Stored data:
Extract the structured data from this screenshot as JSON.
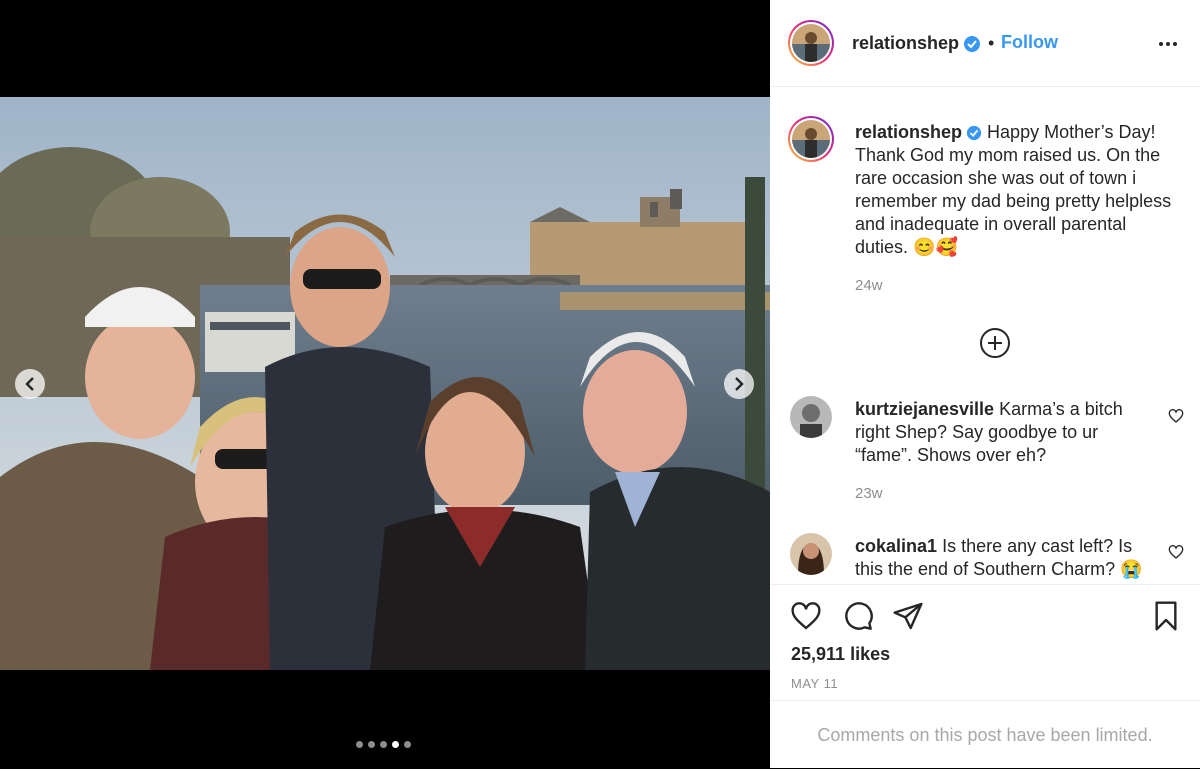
{
  "post": {
    "username": "relationshep",
    "follow_label": "Follow",
    "separator": "•",
    "photo_description": "Family of five posing on a bridge over the Seine in Paris with the Louvre behind them",
    "carousel": {
      "count": 5,
      "active_index": 3
    }
  },
  "caption": {
    "username": "relationshep",
    "text": "Happy Mother’s Day! Thank God my mom raised us. On the rare occasion she was out of town i remember my dad being pretty helpless and inadequate in overall parental duties. 😊🥰",
    "time": "24w"
  },
  "comments": [
    {
      "username": "kurtziejanesville",
      "text": "Karma’s a bitch right Shep? Say goodbye to ur “fame”. Shows over eh?",
      "time": "23w"
    },
    {
      "username": "cokalina1",
      "text": "Is there any cast left? Is this the end of Southern Charm? 😭",
      "time": ""
    }
  ],
  "stats": {
    "likes": "25,911 likes",
    "date": "MAY 11"
  },
  "footer": {
    "limited_text": "Comments on this post have been limited."
  },
  "colors": {
    "accent": "#3897f0",
    "verified": "#3897f0",
    "text": "#262626",
    "muted": "#8e8e8e"
  }
}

- _TASK TO COMPLETE_: Return all of the entries word for word, but omit the pictures.

- _COMPLETE ANSWER_:
Extract the structured data from this screenshot as JSON.
{
  "post": {
    "username": "relationshep",
    "follow_label": "Follow",
    "separator": "•",
    "photo_description": "Family of five posing on a bridge over the Seine in Paris with the Louvre behind them",
    "carousel": {
      "count": 5,
      "active_index": 3
    }
  },
  "caption": {
    "username": "relationshep",
    "text": "Happy Mother’s Day! Thank God my mom raised us. On the rare occasion she was out of town i remember my dad being pretty helpless and inadequate in overall parental duties. 😊🥰",
    "time": "24w"
  },
  "comments": [
    {
      "username": "kurtziejanesville",
      "text": "Karma’s a bitch right Shep? Say goodbye to ur “fame”. Shows over eh?",
      "time": "23w"
    },
    {
      "username": "cokalina1",
      "text": "Is there any cast left? Is this the end of Southern Charm? 😭",
      "time": ""
    }
  ],
  "stats": {
    "likes": "25,911 likes",
    "date": "MAY 11"
  },
  "footer": {
    "limited_text": "Comments on this post have been limited."
  },
  "colors": {
    "accent": "#3897f0",
    "verified": "#3897f0",
    "text": "#262626",
    "muted": "#8e8e8e"
  }
}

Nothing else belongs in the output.